* _Work instructions_:
Which lines contain the string "from"? Please list every one of them.

..........

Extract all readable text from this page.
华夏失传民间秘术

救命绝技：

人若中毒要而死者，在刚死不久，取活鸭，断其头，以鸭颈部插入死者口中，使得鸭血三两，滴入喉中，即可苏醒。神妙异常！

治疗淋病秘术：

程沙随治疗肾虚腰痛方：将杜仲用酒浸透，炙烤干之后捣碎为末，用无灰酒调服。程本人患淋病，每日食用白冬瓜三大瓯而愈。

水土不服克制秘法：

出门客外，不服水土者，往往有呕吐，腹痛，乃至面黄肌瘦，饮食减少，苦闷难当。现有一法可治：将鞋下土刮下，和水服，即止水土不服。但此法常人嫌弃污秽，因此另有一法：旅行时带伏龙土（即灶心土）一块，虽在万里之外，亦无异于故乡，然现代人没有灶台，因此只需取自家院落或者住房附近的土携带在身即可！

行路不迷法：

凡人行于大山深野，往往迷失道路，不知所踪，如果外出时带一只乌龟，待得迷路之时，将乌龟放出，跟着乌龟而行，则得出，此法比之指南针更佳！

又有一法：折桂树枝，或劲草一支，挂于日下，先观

..........

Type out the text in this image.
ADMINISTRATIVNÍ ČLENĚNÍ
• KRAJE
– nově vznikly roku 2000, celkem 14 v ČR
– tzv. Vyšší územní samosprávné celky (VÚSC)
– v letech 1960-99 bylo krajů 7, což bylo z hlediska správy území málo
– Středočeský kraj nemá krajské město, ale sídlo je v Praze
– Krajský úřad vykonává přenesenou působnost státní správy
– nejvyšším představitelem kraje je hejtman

..........

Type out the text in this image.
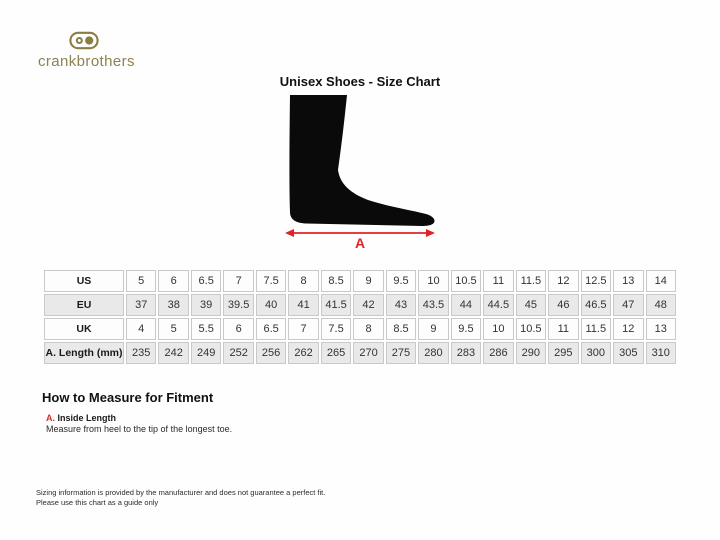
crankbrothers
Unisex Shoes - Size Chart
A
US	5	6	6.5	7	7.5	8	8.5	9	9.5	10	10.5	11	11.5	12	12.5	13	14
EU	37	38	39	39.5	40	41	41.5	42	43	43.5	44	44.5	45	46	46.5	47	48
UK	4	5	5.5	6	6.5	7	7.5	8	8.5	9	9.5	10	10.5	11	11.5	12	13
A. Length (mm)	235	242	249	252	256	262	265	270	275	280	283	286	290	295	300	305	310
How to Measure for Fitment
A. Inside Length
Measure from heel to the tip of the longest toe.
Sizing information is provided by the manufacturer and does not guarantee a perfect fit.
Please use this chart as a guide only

..........

* _Exercise result_:
Extract all readable text from this page.
Measure from heel to the tip of the longest toe.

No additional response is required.